# Exercise requirements
Work through the material below line by line and say how many lines include the word "живых". Only the number, please.

# Task inputs

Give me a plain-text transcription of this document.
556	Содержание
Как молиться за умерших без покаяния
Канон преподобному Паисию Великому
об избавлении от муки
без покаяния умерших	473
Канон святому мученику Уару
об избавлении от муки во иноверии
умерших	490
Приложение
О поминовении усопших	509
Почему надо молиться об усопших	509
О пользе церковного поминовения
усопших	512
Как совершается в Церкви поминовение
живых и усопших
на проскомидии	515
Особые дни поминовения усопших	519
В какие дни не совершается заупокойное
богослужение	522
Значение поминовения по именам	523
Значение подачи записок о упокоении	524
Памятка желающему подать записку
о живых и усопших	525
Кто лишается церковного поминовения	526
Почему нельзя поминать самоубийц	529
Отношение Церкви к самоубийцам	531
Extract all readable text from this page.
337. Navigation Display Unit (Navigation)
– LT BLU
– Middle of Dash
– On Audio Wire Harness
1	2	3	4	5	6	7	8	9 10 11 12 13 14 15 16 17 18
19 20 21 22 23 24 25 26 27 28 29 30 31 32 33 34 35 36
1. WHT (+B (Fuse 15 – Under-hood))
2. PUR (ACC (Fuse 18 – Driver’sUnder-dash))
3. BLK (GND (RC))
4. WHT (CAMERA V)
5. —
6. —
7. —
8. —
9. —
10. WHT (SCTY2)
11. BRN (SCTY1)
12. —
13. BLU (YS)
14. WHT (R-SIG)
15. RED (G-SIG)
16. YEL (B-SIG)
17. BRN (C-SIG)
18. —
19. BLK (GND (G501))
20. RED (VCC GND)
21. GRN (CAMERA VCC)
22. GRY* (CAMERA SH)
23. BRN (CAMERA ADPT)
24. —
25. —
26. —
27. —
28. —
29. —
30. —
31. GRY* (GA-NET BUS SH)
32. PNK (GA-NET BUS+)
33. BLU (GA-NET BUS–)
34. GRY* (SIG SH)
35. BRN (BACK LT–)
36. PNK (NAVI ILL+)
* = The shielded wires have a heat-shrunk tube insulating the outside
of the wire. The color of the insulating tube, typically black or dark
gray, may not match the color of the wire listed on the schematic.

# Problem solution
2